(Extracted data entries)
####################

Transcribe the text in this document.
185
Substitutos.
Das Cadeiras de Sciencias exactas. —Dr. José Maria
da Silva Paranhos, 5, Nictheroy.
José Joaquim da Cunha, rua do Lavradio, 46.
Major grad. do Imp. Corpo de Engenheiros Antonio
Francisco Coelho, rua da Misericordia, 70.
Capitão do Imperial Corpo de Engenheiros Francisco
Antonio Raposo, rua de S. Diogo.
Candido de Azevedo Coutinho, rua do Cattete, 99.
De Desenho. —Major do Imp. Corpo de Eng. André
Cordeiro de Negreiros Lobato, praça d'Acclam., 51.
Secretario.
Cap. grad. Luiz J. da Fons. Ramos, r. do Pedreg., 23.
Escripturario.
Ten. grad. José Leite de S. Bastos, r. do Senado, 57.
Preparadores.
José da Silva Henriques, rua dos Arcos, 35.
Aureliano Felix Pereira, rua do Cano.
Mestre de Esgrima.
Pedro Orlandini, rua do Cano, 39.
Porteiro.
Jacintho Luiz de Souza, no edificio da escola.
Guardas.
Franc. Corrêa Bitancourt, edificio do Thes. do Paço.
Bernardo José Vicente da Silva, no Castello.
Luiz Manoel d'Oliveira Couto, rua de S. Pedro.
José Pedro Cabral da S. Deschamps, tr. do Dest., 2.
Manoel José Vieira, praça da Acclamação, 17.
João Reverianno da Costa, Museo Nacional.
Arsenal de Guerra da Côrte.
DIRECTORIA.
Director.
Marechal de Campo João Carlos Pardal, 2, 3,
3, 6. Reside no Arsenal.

####################

# DIRECTIVE
Track down every line holding the string "José" and copy it.

# RESULT OF THE TASK
Das Cadeiras de Sciencias exactas. —Dr. José Maria
José Joaquim da Cunha, rua do Lavradio, 46.
Ten. grad. José Leite de S. Bastos, r. do Senado, 57.
José da Silva Henriques, rua dos Arcos, 35.
Bernardo José Vicente da Silva, no Castello.
José Pedro Cabral da S. Deschamps, tr. do Dest., 2.
Manoel José Vieira, praça da Acclamação, 17.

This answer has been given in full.